▶ [What is needed] Filter this material down to the lines that hold "JSON", copying each one.

▶ [Task data]
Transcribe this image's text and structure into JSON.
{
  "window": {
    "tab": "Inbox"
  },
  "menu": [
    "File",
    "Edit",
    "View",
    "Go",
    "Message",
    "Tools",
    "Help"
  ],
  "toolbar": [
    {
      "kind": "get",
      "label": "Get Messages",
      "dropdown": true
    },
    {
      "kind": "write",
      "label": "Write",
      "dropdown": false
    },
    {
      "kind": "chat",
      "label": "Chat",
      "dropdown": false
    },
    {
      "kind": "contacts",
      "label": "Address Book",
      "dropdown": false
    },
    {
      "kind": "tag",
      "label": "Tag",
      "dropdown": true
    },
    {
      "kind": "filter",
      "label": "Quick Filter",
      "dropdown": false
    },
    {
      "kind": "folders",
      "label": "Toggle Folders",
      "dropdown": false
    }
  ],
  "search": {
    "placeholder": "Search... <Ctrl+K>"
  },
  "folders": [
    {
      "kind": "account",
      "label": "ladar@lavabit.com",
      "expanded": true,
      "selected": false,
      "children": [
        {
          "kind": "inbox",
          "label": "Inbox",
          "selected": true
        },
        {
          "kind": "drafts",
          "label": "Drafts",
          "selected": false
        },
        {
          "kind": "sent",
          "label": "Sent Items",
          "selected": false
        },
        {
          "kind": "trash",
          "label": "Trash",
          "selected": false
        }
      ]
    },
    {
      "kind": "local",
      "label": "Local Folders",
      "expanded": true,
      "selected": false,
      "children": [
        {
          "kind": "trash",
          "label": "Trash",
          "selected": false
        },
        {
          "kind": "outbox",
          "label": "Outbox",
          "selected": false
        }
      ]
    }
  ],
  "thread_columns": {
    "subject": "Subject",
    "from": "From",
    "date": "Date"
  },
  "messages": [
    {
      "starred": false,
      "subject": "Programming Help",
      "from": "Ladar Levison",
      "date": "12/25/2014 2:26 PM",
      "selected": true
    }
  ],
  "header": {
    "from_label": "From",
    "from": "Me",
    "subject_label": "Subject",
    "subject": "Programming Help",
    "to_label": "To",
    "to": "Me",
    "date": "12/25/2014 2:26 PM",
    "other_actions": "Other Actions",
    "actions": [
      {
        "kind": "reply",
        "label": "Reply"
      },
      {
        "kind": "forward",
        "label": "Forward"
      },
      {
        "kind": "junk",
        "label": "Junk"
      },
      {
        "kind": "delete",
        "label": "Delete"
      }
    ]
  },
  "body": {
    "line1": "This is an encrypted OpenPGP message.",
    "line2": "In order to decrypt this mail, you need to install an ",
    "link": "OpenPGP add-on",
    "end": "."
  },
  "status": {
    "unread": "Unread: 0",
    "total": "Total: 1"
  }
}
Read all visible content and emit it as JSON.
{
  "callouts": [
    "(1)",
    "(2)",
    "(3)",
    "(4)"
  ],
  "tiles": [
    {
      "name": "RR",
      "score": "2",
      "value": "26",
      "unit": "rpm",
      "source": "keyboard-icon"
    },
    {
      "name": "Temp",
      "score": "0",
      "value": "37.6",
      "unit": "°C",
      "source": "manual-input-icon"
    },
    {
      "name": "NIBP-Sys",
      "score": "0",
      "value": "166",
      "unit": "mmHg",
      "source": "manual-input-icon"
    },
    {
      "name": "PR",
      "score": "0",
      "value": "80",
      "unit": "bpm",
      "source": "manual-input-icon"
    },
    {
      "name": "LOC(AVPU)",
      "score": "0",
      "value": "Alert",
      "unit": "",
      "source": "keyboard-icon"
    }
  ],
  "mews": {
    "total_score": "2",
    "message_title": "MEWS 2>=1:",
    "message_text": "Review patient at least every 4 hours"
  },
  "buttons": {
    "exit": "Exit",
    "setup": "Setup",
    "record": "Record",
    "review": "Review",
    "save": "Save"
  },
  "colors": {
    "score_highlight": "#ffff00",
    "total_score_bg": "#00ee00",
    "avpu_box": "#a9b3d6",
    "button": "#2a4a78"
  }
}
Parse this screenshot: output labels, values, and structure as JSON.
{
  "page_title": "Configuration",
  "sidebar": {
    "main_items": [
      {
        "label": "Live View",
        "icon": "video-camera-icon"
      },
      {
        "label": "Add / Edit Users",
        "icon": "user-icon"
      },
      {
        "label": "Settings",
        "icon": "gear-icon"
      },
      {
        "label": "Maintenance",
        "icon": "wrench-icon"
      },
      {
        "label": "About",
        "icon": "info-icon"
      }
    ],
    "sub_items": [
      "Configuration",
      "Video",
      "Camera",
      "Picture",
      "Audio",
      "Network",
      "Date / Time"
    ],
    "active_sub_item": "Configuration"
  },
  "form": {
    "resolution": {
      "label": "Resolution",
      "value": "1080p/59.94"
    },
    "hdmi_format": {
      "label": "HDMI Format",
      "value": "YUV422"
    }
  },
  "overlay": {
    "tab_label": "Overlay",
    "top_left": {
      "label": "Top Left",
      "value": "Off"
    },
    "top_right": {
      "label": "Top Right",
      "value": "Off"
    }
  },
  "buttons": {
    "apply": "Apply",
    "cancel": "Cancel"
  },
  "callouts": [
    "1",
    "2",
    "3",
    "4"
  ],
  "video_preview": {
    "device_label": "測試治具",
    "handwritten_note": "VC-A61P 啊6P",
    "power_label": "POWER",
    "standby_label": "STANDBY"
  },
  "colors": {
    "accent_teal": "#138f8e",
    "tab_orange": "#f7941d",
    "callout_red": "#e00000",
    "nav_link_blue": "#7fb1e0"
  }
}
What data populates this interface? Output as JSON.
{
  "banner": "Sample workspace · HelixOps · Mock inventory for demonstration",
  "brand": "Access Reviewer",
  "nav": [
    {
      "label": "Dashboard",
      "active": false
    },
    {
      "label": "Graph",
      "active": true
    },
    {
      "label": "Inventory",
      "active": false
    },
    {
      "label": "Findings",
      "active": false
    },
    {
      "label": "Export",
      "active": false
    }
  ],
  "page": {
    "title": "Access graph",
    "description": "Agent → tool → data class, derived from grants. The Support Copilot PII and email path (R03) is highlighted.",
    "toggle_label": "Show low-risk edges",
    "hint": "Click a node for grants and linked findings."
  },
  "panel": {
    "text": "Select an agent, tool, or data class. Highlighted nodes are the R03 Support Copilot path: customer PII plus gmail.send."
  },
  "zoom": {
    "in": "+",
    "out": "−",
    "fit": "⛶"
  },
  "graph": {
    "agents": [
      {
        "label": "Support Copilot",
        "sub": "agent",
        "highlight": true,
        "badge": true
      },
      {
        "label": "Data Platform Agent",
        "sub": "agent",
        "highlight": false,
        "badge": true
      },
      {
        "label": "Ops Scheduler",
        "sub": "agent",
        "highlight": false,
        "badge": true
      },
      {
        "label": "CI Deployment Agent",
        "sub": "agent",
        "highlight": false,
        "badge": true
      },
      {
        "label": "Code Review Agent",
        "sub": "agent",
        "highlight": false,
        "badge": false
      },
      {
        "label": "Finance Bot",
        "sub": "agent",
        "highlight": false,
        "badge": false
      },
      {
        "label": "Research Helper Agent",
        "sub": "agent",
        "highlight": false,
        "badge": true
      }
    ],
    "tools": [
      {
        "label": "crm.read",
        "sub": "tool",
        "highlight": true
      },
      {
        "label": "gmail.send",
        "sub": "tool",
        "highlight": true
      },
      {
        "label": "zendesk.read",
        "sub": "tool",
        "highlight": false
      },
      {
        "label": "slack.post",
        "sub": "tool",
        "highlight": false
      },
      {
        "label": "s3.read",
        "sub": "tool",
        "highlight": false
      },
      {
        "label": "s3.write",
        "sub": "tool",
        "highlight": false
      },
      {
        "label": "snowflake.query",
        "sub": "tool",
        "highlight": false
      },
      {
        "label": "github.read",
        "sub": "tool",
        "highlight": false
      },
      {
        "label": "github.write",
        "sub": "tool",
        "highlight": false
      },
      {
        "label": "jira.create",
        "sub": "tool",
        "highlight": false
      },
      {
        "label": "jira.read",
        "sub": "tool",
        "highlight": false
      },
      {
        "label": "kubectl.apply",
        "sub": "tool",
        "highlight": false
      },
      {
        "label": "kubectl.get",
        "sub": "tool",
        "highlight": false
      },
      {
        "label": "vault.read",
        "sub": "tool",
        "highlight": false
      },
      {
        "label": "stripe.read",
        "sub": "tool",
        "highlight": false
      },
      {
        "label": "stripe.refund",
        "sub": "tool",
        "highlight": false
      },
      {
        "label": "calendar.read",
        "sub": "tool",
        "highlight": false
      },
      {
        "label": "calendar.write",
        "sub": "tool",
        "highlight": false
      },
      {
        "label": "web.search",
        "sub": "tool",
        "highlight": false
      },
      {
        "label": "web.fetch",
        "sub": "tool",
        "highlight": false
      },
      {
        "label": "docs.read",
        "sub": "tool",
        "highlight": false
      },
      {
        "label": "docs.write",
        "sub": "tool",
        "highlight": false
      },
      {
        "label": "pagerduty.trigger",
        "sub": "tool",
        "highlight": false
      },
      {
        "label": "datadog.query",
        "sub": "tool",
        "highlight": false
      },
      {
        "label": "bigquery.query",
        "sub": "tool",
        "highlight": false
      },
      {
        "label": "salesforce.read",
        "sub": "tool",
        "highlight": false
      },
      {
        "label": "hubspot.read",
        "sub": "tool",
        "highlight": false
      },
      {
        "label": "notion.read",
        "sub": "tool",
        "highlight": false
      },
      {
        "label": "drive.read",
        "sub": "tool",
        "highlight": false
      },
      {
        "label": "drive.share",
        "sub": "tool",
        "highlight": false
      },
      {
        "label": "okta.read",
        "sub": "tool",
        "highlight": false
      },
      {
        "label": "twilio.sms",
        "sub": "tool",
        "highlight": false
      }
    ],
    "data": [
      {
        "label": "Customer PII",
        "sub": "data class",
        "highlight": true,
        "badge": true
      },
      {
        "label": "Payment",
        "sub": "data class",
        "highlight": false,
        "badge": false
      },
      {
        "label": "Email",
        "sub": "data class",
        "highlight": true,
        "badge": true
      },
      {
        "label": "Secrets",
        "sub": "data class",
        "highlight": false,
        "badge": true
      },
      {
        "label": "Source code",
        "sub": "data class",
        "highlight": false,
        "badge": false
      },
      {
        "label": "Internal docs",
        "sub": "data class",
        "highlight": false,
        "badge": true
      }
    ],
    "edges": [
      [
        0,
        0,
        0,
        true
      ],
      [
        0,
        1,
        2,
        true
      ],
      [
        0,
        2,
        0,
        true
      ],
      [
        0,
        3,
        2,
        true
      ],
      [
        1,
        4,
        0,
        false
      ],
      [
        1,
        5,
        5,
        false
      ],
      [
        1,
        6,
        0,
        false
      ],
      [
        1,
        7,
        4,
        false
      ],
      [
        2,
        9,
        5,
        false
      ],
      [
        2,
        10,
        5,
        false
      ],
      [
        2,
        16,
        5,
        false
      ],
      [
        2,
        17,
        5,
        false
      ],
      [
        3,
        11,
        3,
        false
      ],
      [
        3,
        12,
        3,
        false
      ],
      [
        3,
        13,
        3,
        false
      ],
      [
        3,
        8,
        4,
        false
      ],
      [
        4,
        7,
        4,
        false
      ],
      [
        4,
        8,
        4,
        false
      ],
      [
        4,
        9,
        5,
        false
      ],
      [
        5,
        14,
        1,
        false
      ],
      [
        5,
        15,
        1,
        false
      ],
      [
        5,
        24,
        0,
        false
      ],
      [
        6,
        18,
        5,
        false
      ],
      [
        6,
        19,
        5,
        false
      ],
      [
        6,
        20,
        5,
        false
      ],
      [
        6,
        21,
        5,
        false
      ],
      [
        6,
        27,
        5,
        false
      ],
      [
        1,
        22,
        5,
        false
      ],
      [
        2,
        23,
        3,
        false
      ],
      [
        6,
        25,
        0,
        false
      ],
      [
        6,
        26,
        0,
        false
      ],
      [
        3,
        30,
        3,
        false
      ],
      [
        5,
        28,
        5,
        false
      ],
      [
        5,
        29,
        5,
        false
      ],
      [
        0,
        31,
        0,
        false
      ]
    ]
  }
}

▶ [Answer for the task]
Transcribe this image's text and structure into JSON.
Read all visible content and emit it as JSON.
Parse this screenshot: output labels, values, and structure as JSON.
What data populates this interface? Output as JSON.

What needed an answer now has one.